**Work to complete**
Reproduce the material starting at the very beginning and ending at the line that contains "tip-body-text: Perfect your", substituting "Refine" for "Perfect" and keeping everything else identical.

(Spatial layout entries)
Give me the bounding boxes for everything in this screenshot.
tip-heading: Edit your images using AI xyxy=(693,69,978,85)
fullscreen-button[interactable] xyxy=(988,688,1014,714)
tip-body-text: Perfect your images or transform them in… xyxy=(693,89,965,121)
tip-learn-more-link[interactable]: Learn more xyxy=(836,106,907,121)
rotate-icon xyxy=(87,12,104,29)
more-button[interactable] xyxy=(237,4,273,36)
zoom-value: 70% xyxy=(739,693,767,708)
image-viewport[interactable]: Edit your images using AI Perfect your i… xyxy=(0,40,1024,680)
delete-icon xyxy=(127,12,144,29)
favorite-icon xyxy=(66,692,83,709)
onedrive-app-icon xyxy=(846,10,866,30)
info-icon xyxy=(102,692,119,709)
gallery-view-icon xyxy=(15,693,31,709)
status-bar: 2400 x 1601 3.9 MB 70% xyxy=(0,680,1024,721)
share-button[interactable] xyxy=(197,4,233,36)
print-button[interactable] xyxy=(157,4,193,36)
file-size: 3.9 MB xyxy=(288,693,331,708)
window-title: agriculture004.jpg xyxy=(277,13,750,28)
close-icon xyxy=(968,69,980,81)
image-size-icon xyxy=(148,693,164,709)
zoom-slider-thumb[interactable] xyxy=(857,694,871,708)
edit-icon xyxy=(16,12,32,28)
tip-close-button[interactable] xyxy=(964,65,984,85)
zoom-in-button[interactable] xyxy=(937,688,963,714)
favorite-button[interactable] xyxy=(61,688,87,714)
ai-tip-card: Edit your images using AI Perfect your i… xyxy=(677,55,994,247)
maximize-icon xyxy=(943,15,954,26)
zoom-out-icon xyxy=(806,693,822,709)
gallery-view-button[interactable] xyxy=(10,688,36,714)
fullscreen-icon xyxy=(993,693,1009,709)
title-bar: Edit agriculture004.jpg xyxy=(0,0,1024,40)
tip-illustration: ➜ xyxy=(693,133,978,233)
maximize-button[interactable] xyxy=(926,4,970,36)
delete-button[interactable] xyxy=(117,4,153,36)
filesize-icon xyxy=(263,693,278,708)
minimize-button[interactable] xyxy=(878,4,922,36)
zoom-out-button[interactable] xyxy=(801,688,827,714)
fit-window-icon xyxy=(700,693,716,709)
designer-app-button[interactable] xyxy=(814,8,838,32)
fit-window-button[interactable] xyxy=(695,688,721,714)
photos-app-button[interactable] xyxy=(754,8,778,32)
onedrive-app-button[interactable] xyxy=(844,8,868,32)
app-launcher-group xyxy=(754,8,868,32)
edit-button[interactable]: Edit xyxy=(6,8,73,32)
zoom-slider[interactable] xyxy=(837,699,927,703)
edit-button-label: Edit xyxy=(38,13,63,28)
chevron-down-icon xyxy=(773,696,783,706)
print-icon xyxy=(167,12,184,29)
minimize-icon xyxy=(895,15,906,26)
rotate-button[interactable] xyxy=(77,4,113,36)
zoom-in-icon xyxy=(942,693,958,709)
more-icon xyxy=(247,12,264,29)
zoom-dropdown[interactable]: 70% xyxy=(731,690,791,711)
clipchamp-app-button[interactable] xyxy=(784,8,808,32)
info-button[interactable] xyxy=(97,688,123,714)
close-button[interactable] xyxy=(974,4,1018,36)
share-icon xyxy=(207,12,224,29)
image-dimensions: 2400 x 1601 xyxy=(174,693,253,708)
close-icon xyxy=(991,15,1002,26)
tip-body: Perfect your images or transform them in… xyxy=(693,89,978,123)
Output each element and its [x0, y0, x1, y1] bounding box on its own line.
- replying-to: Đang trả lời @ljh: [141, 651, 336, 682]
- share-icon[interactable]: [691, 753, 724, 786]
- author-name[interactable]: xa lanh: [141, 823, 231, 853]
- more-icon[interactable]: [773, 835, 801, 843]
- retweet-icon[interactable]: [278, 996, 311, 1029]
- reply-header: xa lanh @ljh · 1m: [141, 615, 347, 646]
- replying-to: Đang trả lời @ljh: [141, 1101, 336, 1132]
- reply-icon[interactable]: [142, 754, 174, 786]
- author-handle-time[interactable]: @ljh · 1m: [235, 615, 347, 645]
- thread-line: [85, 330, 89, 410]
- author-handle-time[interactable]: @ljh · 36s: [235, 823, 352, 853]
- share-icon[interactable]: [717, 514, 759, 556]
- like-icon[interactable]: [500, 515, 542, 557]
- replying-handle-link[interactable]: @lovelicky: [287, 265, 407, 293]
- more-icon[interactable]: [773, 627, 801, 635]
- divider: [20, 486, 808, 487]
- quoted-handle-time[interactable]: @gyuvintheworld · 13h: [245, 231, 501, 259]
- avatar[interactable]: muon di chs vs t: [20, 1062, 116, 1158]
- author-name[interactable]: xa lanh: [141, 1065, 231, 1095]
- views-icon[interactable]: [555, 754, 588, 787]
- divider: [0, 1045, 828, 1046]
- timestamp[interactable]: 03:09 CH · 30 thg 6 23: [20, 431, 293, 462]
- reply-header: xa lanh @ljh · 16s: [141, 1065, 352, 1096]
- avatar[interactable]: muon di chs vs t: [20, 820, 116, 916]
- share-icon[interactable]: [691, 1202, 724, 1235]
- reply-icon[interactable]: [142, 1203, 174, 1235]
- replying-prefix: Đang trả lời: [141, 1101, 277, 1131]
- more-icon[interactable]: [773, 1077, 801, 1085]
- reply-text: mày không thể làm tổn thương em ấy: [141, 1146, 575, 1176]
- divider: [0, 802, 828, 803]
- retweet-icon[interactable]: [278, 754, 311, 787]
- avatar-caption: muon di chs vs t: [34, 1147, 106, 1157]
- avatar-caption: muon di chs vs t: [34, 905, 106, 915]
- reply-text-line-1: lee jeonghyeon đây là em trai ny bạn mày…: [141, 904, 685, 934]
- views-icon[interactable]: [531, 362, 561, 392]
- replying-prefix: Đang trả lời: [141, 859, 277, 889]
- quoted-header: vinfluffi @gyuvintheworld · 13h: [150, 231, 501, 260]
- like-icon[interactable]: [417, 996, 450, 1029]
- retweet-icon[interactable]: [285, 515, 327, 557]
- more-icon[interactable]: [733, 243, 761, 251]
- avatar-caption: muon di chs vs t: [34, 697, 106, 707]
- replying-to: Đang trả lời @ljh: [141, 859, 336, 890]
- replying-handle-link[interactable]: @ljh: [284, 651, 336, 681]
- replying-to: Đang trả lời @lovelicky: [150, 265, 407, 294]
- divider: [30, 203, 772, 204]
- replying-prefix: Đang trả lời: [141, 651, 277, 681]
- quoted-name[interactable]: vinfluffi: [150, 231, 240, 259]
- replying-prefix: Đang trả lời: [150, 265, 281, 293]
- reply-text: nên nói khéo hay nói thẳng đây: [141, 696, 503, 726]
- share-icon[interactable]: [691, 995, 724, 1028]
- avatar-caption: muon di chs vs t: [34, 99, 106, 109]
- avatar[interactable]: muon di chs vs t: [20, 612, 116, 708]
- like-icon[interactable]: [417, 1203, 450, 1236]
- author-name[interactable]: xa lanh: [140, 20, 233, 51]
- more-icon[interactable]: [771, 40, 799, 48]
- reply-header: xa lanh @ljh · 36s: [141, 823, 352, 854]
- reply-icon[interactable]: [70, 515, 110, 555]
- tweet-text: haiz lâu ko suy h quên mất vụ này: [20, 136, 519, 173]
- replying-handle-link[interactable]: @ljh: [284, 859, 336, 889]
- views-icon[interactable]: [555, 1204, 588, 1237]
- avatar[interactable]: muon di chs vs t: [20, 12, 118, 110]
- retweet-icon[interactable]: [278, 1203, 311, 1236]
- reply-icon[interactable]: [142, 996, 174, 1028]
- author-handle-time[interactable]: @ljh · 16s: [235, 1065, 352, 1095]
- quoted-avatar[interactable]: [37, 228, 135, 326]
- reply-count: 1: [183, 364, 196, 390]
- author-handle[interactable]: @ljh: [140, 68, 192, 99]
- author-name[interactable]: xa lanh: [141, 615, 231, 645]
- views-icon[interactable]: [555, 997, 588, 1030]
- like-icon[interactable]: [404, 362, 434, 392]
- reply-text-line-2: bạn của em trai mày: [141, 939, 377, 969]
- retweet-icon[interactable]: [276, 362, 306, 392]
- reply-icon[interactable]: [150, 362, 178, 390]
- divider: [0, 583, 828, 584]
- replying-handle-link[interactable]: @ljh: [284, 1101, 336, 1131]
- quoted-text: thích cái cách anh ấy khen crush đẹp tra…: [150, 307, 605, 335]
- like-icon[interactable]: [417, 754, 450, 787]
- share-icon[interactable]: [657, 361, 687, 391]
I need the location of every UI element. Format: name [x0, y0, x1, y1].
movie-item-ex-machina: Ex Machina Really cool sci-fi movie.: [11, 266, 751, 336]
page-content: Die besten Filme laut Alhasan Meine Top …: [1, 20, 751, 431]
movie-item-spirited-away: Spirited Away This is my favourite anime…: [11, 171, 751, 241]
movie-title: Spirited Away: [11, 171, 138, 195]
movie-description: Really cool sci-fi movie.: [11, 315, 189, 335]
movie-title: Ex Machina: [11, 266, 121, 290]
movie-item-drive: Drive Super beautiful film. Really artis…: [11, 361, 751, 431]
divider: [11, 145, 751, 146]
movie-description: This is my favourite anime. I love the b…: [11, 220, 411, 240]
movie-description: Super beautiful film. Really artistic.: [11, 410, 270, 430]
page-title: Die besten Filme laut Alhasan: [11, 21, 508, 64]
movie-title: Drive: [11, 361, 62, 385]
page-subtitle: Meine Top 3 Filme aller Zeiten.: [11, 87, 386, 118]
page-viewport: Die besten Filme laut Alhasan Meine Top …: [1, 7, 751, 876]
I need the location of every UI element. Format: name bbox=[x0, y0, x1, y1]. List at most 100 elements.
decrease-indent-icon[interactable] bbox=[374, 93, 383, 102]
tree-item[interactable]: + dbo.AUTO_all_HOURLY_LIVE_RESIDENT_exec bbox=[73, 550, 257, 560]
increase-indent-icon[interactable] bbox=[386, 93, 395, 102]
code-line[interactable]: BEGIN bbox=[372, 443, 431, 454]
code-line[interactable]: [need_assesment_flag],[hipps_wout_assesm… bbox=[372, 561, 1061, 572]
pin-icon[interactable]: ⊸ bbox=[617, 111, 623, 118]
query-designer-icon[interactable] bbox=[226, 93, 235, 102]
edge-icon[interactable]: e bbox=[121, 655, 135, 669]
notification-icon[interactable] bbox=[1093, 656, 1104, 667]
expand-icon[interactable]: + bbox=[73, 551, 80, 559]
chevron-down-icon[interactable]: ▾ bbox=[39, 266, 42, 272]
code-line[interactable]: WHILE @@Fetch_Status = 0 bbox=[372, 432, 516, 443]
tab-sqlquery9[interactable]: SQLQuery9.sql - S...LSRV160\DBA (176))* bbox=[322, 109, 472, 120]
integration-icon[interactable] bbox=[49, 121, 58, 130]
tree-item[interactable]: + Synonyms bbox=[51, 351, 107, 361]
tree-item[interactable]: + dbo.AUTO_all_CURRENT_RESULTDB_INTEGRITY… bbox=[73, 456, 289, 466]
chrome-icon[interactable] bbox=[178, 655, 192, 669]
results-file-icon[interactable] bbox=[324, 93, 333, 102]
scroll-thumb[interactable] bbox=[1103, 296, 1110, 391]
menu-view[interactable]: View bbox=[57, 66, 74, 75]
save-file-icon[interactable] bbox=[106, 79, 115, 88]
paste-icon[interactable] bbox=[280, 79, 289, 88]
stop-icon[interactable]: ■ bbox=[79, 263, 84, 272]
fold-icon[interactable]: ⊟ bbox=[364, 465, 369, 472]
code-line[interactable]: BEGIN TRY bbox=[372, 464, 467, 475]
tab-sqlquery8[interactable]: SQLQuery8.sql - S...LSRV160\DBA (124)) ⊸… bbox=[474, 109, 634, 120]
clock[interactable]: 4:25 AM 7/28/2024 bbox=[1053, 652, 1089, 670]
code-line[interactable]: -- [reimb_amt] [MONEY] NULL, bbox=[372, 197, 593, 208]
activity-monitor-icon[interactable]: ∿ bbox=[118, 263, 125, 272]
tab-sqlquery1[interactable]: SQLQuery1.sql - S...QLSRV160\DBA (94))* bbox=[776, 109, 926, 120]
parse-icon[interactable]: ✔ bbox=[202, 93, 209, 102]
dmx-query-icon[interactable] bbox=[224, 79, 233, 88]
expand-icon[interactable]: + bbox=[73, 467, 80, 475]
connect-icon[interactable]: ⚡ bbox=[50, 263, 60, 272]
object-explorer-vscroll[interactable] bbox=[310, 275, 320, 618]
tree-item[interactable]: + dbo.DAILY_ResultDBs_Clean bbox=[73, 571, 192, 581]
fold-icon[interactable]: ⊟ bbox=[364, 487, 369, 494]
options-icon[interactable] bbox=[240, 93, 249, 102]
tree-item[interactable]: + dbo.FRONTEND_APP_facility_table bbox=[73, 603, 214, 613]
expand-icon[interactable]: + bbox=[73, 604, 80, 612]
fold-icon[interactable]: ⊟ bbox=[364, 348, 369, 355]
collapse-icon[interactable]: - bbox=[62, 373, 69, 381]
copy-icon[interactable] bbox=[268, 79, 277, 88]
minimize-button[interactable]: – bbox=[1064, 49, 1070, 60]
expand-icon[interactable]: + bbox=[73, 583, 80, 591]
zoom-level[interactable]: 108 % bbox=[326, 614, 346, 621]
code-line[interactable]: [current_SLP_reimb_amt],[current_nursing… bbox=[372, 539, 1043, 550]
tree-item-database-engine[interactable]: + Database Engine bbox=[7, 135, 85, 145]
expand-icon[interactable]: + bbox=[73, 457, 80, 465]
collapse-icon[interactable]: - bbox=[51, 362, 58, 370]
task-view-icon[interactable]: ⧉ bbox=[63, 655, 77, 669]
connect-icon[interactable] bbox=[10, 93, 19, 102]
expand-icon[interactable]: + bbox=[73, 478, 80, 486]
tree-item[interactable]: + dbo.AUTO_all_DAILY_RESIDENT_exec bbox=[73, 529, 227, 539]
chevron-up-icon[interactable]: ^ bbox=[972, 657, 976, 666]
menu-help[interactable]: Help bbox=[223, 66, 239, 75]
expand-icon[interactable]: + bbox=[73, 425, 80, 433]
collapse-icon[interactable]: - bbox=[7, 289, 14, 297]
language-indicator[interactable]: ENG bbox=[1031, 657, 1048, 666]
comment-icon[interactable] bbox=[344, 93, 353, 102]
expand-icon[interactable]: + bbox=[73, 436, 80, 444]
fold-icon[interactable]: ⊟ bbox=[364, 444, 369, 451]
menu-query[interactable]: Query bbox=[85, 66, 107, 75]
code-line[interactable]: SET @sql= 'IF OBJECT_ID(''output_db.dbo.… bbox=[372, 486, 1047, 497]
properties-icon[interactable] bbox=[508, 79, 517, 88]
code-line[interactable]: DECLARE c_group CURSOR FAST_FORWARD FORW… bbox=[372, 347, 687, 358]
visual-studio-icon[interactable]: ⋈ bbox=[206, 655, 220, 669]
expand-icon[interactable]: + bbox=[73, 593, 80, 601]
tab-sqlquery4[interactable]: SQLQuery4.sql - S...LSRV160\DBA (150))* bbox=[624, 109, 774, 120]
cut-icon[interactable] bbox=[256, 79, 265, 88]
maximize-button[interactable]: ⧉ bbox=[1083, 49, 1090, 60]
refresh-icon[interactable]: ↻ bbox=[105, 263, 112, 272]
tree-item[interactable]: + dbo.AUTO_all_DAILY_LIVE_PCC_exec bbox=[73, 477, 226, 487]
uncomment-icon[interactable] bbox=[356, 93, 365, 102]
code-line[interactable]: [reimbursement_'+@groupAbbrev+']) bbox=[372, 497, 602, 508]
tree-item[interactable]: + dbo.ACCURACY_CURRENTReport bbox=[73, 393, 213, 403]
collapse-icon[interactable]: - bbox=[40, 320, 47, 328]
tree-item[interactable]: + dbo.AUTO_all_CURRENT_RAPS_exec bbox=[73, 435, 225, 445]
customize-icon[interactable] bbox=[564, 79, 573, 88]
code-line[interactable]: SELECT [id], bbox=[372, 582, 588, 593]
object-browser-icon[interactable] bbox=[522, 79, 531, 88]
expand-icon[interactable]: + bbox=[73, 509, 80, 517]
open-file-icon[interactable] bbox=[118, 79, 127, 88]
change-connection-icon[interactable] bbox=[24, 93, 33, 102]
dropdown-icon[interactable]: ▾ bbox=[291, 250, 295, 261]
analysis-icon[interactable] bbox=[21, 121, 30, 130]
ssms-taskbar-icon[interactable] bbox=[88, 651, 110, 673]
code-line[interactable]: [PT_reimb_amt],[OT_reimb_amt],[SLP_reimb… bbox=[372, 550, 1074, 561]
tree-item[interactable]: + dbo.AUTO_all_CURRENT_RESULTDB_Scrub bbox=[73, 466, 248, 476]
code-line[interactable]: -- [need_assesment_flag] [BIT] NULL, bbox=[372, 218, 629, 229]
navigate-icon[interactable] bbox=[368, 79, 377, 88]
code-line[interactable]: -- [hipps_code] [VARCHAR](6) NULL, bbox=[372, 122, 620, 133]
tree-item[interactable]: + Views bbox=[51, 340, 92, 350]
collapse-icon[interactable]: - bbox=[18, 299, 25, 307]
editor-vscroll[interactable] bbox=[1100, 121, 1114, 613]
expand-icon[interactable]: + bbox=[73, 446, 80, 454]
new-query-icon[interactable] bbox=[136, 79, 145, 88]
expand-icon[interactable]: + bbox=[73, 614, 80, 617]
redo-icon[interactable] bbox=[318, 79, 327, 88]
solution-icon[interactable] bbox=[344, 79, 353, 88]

**Correct output**
Give me the bounding boxes for everything in this screenshot.
tip-heading: Edit your images using AI xyxy=(693,69,978,85)
fullscreen-button[interactable] xyxy=(988,688,1014,714)
tip-body-text: Refine your images or transform them in… xyxy=(693,89,965,121)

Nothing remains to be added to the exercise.